+++ Supplied information

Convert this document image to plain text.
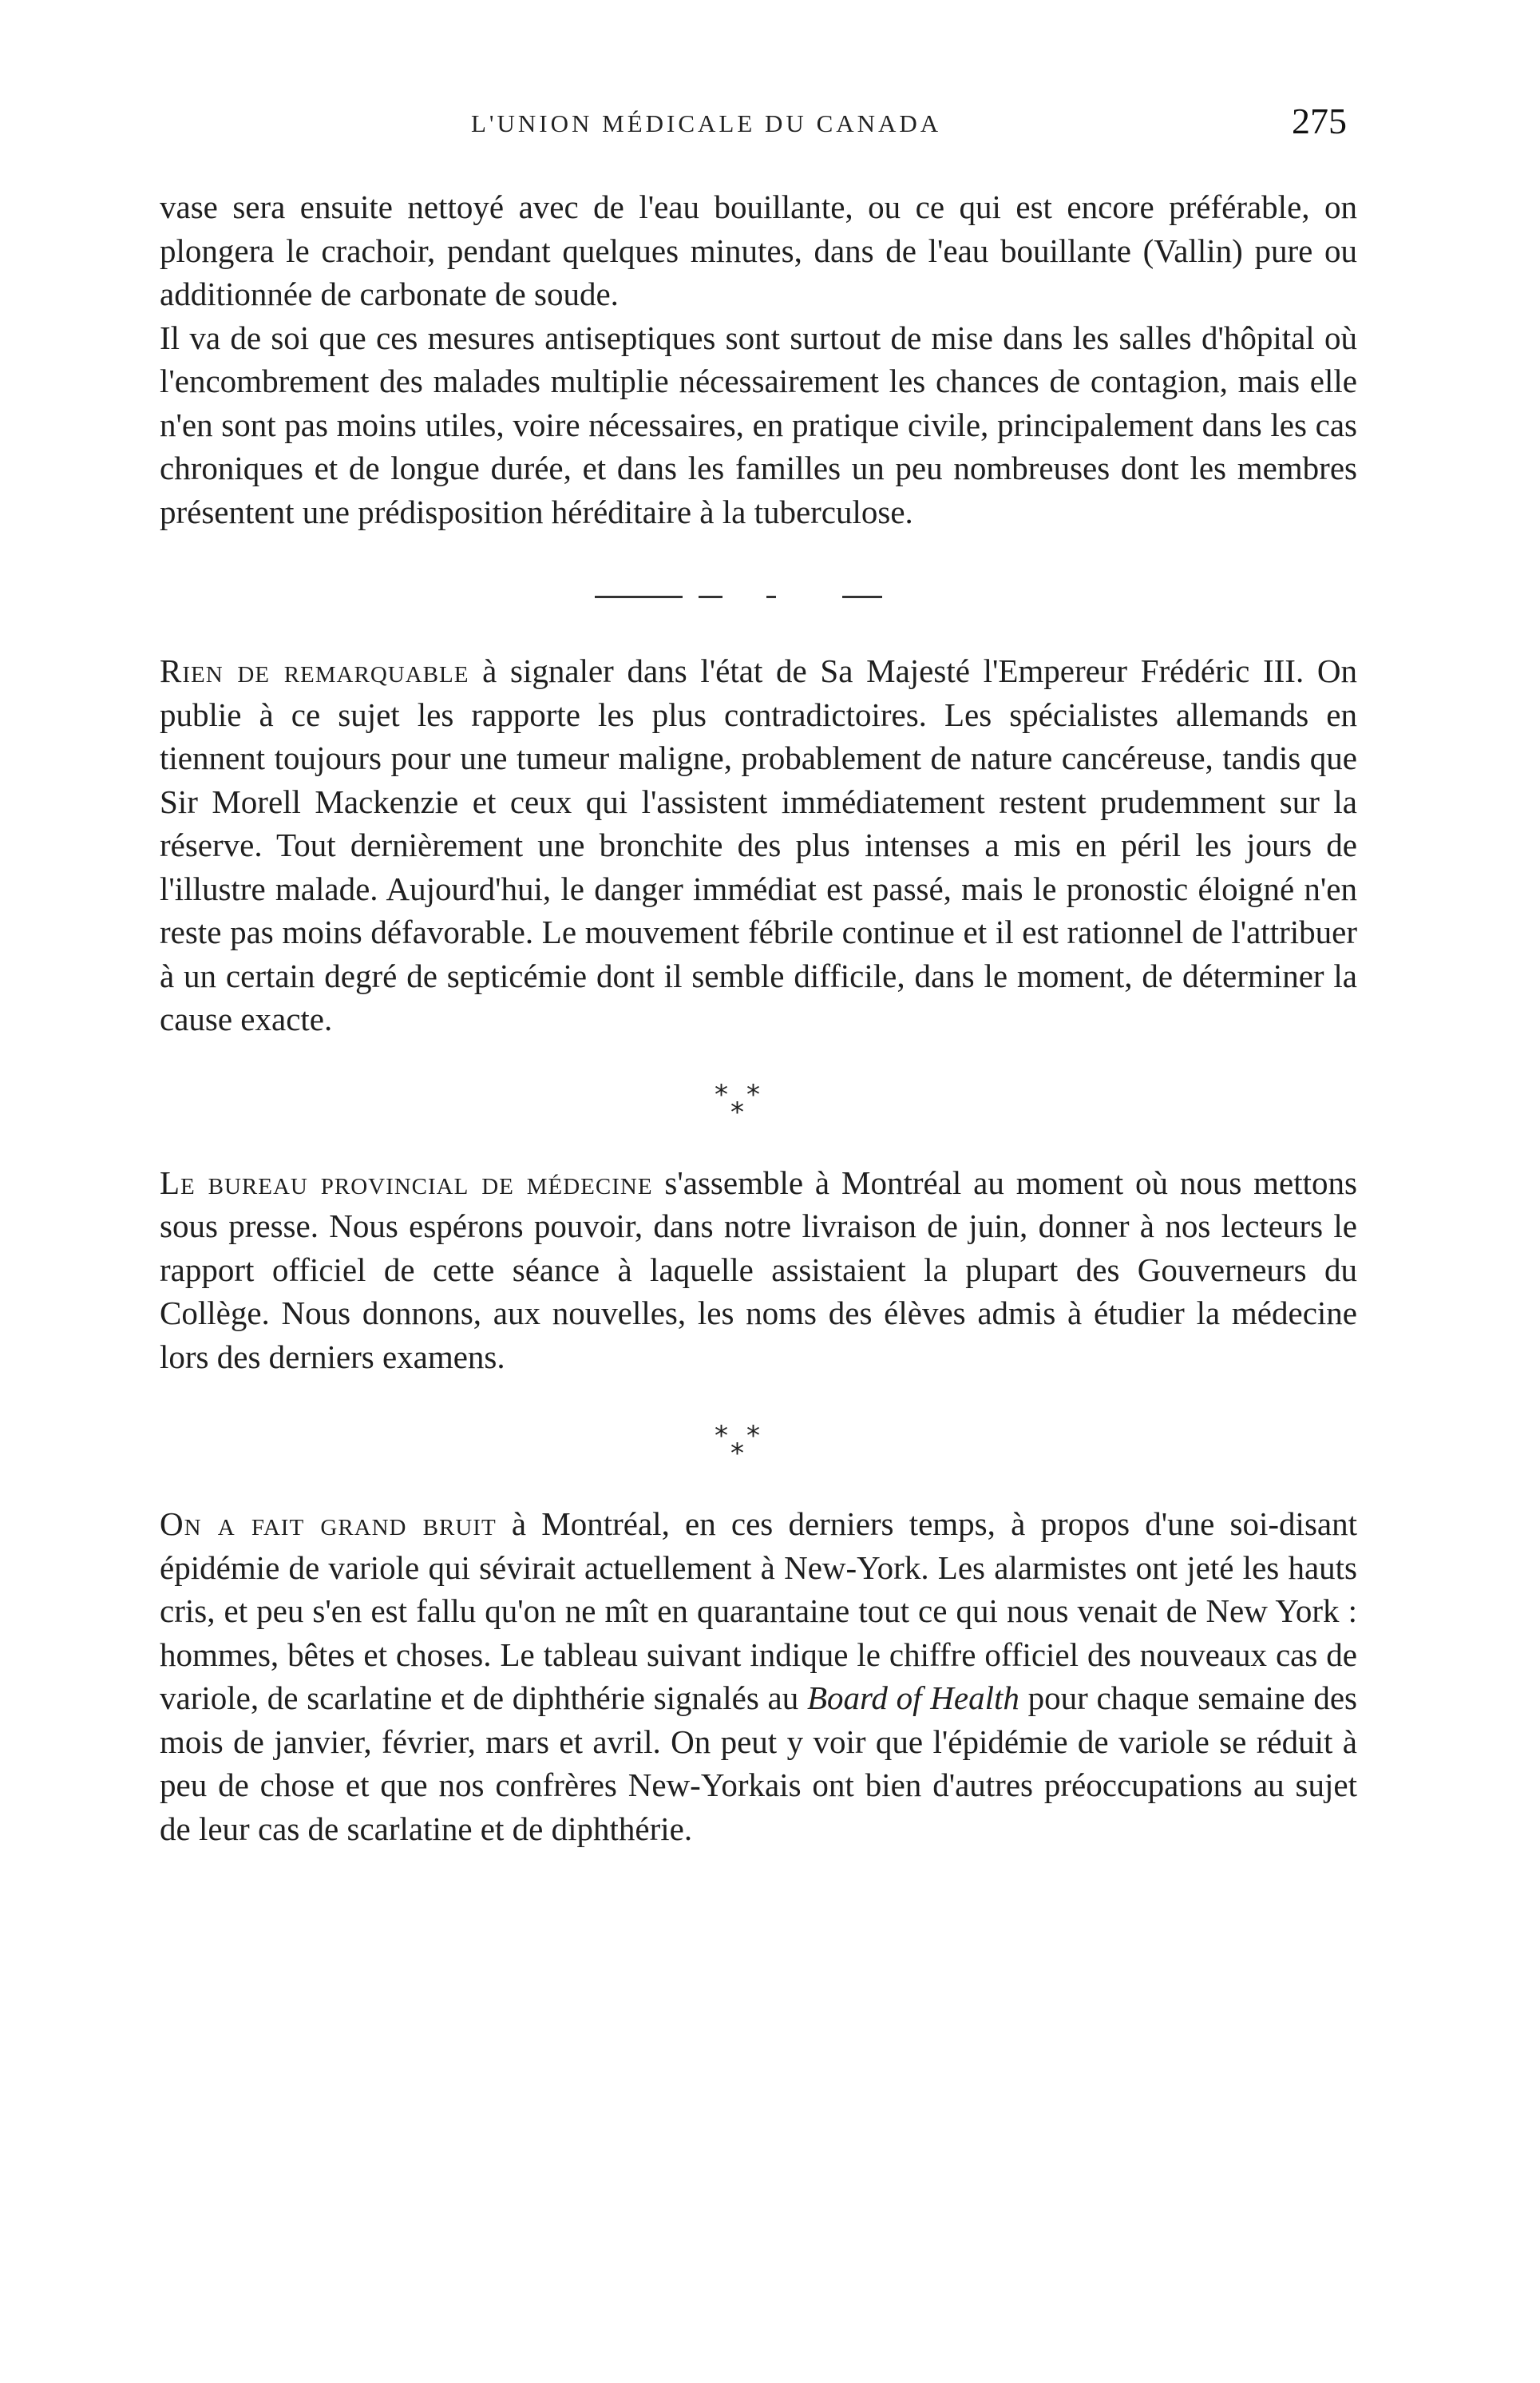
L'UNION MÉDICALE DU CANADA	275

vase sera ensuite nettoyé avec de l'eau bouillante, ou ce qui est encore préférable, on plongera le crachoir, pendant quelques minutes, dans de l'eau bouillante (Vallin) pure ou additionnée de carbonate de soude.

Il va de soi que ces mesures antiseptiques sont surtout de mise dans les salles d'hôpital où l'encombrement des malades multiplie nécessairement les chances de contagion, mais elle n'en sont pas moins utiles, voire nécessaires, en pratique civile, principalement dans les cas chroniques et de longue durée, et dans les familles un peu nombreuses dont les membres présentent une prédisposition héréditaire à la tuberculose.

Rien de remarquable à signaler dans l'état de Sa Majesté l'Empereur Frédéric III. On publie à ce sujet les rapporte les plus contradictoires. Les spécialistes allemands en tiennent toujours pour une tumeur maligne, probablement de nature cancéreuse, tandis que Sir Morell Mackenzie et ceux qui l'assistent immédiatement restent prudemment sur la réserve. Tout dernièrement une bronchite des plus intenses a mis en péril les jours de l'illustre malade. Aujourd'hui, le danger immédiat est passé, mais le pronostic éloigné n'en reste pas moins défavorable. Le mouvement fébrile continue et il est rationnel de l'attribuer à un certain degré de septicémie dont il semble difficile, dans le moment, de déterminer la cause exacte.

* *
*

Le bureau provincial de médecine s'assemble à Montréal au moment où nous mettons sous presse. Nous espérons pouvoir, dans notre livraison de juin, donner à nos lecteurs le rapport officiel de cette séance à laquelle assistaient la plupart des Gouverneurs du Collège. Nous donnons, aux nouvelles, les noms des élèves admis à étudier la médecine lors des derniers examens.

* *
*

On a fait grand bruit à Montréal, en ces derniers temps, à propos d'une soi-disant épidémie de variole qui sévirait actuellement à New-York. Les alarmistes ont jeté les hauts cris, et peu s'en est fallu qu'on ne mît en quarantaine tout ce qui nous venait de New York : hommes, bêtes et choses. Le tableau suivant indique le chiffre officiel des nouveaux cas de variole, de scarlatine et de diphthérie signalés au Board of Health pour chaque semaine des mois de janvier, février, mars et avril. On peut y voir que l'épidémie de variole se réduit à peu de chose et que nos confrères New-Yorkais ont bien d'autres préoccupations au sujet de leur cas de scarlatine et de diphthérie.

++++++
+++ Supplied information

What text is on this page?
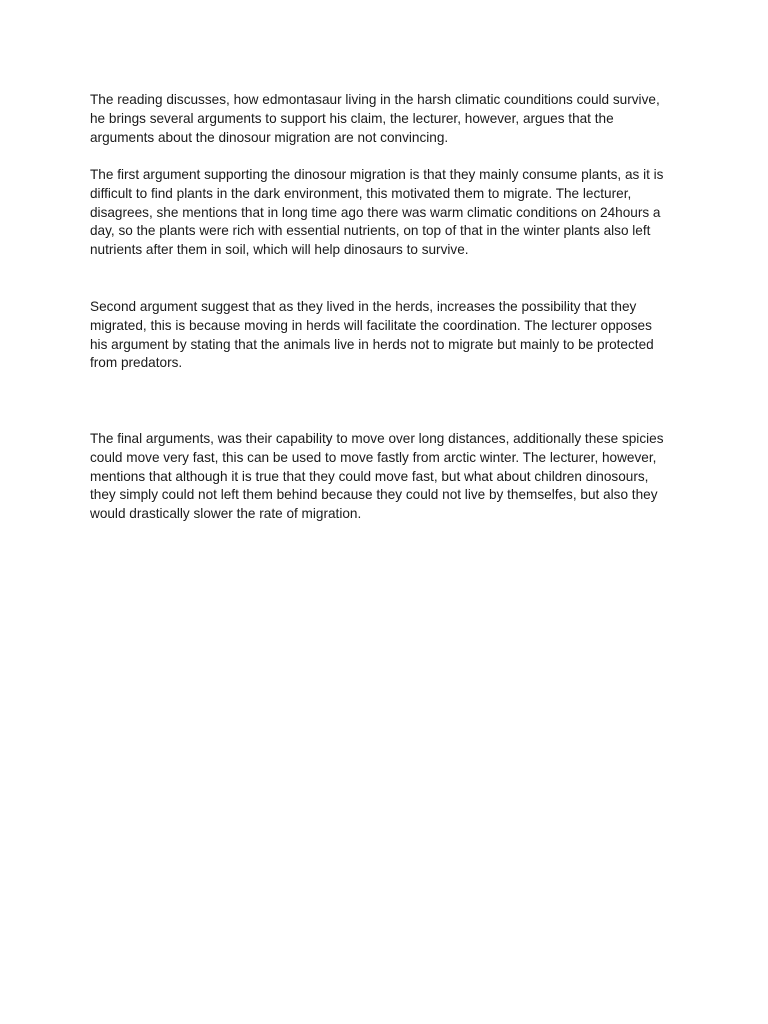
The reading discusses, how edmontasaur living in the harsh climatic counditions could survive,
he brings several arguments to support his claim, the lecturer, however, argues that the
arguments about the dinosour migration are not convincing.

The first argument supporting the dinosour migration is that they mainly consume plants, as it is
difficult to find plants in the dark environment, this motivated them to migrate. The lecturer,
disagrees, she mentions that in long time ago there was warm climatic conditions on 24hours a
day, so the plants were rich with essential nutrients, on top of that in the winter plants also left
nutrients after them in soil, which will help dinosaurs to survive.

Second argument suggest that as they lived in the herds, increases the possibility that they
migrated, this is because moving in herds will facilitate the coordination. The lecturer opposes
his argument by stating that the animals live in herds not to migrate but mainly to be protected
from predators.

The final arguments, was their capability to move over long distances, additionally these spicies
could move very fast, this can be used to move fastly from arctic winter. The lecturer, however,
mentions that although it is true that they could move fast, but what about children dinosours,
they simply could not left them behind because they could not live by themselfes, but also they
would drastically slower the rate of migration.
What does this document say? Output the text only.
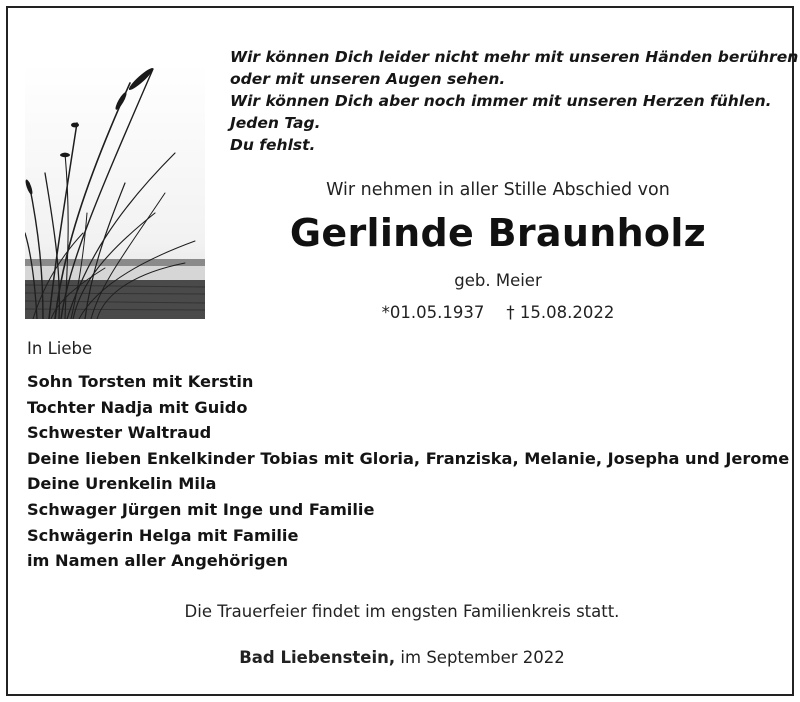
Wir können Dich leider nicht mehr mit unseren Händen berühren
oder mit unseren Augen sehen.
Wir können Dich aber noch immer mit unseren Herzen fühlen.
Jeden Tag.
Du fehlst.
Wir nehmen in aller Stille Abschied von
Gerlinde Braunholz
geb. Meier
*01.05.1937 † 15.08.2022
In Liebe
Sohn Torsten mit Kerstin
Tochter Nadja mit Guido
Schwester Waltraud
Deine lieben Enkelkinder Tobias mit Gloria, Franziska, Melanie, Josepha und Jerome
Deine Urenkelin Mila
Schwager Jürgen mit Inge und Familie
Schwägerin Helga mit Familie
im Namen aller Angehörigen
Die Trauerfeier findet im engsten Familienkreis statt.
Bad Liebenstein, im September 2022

++++++

» Required task: Extract each line holding the string "about".

» Solution to the exercise:
arguments about the dinosour migration are not convincing.
mentions that although it is true that they could move fast, but what about children dinosours,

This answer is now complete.